▶ [Records to process]:
━━━
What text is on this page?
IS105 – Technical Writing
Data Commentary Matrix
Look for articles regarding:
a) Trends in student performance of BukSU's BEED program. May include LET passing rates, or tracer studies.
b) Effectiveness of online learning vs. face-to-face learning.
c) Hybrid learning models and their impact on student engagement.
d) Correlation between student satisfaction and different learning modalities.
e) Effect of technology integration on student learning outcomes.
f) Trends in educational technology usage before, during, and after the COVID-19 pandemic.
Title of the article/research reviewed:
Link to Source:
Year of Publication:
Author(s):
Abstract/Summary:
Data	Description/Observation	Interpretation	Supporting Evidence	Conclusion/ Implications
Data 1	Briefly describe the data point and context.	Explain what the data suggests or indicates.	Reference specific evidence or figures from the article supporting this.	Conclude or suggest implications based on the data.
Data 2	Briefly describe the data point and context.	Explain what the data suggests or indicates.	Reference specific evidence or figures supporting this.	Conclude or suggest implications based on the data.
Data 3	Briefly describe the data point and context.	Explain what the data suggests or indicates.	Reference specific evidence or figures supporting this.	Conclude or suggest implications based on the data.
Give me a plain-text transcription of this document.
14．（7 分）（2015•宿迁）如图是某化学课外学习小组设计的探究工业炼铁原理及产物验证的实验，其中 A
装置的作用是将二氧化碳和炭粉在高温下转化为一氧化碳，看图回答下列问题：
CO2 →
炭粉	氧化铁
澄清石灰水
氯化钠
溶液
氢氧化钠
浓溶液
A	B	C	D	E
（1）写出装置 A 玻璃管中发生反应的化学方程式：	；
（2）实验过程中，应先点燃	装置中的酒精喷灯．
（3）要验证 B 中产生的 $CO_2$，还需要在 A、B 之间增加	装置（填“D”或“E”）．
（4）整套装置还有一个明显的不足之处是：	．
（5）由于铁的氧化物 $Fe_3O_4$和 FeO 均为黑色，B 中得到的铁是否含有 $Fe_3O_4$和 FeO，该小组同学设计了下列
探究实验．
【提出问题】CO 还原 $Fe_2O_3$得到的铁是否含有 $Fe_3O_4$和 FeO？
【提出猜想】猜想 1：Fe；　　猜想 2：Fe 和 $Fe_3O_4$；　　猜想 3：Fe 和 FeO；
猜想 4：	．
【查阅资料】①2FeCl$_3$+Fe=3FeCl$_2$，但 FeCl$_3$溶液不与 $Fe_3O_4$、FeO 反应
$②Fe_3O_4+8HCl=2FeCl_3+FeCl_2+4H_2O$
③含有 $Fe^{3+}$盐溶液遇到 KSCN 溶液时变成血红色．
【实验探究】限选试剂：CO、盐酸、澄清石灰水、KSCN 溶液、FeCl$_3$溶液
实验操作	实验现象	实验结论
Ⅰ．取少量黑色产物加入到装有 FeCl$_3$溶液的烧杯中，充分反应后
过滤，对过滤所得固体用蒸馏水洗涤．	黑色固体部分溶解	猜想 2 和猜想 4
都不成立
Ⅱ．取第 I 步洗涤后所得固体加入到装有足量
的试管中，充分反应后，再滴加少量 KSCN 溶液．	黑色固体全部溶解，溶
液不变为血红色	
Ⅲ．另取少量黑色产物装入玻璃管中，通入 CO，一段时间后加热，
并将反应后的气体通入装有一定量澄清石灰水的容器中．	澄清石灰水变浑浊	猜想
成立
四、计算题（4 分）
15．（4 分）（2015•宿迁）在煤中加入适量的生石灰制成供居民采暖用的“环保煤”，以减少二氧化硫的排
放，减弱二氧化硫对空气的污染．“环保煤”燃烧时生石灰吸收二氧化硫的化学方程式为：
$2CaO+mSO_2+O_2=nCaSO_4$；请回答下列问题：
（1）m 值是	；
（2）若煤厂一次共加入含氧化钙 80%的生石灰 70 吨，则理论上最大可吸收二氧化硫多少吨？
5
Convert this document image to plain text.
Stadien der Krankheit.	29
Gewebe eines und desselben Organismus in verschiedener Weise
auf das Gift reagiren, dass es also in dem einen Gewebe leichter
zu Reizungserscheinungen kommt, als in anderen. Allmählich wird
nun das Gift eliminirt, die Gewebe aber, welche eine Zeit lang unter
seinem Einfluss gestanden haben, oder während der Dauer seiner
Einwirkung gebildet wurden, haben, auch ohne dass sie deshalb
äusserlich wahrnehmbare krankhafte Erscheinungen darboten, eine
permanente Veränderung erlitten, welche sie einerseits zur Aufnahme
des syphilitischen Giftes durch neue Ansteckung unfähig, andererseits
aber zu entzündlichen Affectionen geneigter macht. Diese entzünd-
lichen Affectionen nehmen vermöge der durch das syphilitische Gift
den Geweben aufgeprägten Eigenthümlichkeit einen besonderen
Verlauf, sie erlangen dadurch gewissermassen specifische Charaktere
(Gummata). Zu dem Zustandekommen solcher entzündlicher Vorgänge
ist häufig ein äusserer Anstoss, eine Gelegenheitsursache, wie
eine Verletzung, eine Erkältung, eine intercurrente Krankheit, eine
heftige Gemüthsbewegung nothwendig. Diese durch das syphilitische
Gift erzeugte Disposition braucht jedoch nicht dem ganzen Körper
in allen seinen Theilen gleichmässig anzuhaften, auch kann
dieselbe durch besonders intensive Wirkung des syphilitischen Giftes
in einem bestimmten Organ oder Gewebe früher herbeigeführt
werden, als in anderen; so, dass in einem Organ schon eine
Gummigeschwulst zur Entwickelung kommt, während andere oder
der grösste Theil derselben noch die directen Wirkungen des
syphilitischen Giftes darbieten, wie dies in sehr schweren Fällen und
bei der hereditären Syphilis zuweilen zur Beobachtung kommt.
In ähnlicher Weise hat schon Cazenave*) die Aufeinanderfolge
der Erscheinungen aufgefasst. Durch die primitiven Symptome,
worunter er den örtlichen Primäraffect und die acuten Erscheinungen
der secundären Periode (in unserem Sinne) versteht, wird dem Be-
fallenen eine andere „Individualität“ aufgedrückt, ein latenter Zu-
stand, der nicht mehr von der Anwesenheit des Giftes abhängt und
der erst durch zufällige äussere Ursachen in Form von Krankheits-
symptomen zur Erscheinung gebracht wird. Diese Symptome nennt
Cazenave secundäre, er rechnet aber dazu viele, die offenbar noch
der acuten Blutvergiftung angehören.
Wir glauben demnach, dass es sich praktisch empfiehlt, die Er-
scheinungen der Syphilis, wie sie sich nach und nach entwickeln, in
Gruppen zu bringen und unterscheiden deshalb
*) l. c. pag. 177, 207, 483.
━━━
▶ [Goal]: Please reproduce each line exactly as written.

▶ [Full output]:
What text is on this page?
IS105 – Technical Writing
Data Commentary Matrix
Look for articles regarding:
a) Trends in student performance of BukSU's BEED program. May include LET passing rates, or tracer studies.
b) Effectiveness of online learning vs. face-to-face learning.
c) Hybrid learning models and their impact on student engagement.
d) Correlation between student satisfaction and different learning modalities.
e) Effect of technology integration on student learning outcomes.
f) Trends in educational technology usage before, during, and after the COVID-19 pandemic.
Title of the article/research reviewed:
Link to Source:
Year of Publication:
Author(s):
Abstract/Summary:
Data	Description/Observation	Interpretation	Supporting Evidence	Conclusion/ Implications
Data 1	Briefly describe the data point and context.	Explain what the data suggests or indicates.	Reference specific evidence or figures from the article supporting this.	Conclude or suggest implications based on the data.
Data 2	Briefly describe the data point and context.	Explain what the data suggests or indicates.	Reference specific evidence or figures supporting this.	Conclude or suggest implications based on the data.
Data 3	Briefly describe the data point and context.	Explain what the data suggests or indicates.	Reference specific evidence or figures supporting this.	Conclude or suggest implications based on the data.
Give me a plain-text transcription of this document.
14．（7 分）（2015•宿迁）如图是某化学课外学习小组设计的探究工业炼铁原理及产物验证的实验，其中 A
装置的作用是将二氧化碳和炭粉在高温下转化为一氧化碳，看图回答下列问题：
CO2 →
炭粉	氧化铁
澄清石灰水
氯化钠
溶液
氢氧化钠
浓溶液
A	B	C	D	E
（1）写出装置 A 玻璃管中发生反应的化学方程式：	；
（2）实验过程中，应先点燃	装置中的酒精喷灯．
（3）要验证 B 中产生的 $CO_2$，还需要在 A、B 之间增加	装置（填“D”或“E”）．
（4）整套装置还有一个明显的不足之处是：	．
（5）由于铁的氧化物 $Fe_3O_4$和 FeO 均为黑色，B 中得到的铁是否含有 $Fe_3O_4$和 FeO，该小组同学设计了下列
探究实验．
【提出问题】CO 还原 $Fe_2O_3$得到的铁是否含有 $Fe_3O_4$和 FeO？
【提出猜想】猜想 1：Fe；　　猜想 2：Fe 和 $Fe_3O_4$；　　猜想 3：Fe 和 FeO；
猜想 4：	．
【查阅资料】①2FeCl$_3$+Fe=3FeCl$_2$，但 FeCl$_3$溶液不与 $Fe_3O_4$、FeO 反应
$②Fe_3O_4+8HCl=2FeCl_3+FeCl_2+4H_2O$
③含有 $Fe^{3+}$盐溶液遇到 KSCN 溶液时变成血红色．
【实验探究】限选试剂：CO、盐酸、澄清石灰水、KSCN 溶液、FeCl$_3$溶液
实验操作	实验现象	实验结论
Ⅰ．取少量黑色产物加入到装有 FeCl$_3$溶液的烧杯中，充分反应后
过滤，对过滤所得固体用蒸馏水洗涤．	黑色固体部分溶解	猜想 2 和猜想 4
都不成立
Ⅱ．取第 I 步洗涤后所得固体加入到装有足量
的试管中，充分反应后，再滴加少量 KSCN 溶液．	黑色固体全部溶解，溶
液不变为血红色	
Ⅲ．另取少量黑色产物装入玻璃管中，通入 CO，一段时间后加热，
并将反应后的气体通入装有一定量澄清石灰水的容器中．	澄清石灰水变浑浊	猜想
成立
四、计算题（4 分）
15．（4 分）（2015•宿迁）在煤中加入适量的生石灰制成供居民采暖用的“环保煤”，以减少二氧化硫的排
放，减弱二氧化硫对空气的污染．“环保煤”燃烧时生石灰吸收二氧化硫的化学方程式为：
$2CaO+mSO_2+O_2=nCaSO_4$；请回答下列问题：
（1）m 值是	；
（2）若煤厂一次共加入含氧化钙 80%的生石灰 70 吨，则理论上最大可吸收二氧化硫多少吨？
5
Convert this document image to plain text.
Stadien der Krankheit.	29
Gewebe eines und desselben Organismus in verschiedener Weise
auf das Gift reagiren, dass es also in dem einen Gewebe leichter
zu Reizungserscheinungen kommt, als in anderen. Allmählich wird
nun das Gift eliminirt, die Gewebe aber, welche eine Zeit lang unter
seinem Einfluss gestanden haben, oder während der Dauer seiner
Einwirkung gebildet wurden, haben, auch ohne dass sie deshalb
äusserlich wahrnehmbare krankhafte Erscheinungen darboten, eine
permanente Veränderung erlitten, welche sie einerseits zur Aufnahme
des syphilitischen Giftes durch neue Ansteckung unfähig, andererseits
aber zu entzündlichen Affectionen geneigter macht. Diese entzünd-
lichen Affectionen nehmen vermöge der durch das syphilitische Gift
den Geweben aufgeprägten Eigenthümlichkeit einen besonderen
Verlauf, sie erlangen dadurch gewissermassen specifische Charaktere
(Gummata). Zu dem Zustandekommen solcher entzündlicher Vorgänge
ist häufig ein äusserer Anstoss, eine Gelegenheitsursache, wie
eine Verletzung, eine Erkältung, eine intercurrente Krankheit, eine
heftige Gemüthsbewegung nothwendig. Diese durch das syphilitische
Gift erzeugte Disposition braucht jedoch nicht dem ganzen Körper
in allen seinen Theilen gleichmässig anzuhaften, auch kann
dieselbe durch besonders intensive Wirkung des syphilitischen Giftes
in einem bestimmten Organ oder Gewebe früher herbeigeführt
werden, als in anderen; so, dass in einem Organ schon eine
Gummigeschwulst zur Entwickelung kommt, während andere oder
der grösste Theil derselben noch die directen Wirkungen des
syphilitischen Giftes darbieten, wie dies in sehr schweren Fällen und
bei der hereditären Syphilis zuweilen zur Beobachtung kommt.
In ähnlicher Weise hat schon Cazenave*) die Aufeinanderfolge
der Erscheinungen aufgefasst. Durch die primitiven Symptome,
worunter er den örtlichen Primäraffect und die acuten Erscheinungen
der secundären Periode (in unserem Sinne) versteht, wird dem Be-
fallenen eine andere „Individualität“ aufgedrückt, ein latenter Zu-
stand, der nicht mehr von der Anwesenheit des Giftes abhängt und
der erst durch zufällige äussere Ursachen in Form von Krankheits-
symptomen zur Erscheinung gebracht wird. Diese Symptome nennt
Cazenave secundäre, er rechnet aber dazu viele, die offenbar noch
der acuten Blutvergiftung angehören.
Wir glauben demnach, dass es sich praktisch empfiehlt, die Er-
scheinungen der Syphilis, wie sie sich nach und nach entwickeln, in
Gruppen zu bringen und unterscheiden deshalb
*) l. c. pag. 177, 207, 483.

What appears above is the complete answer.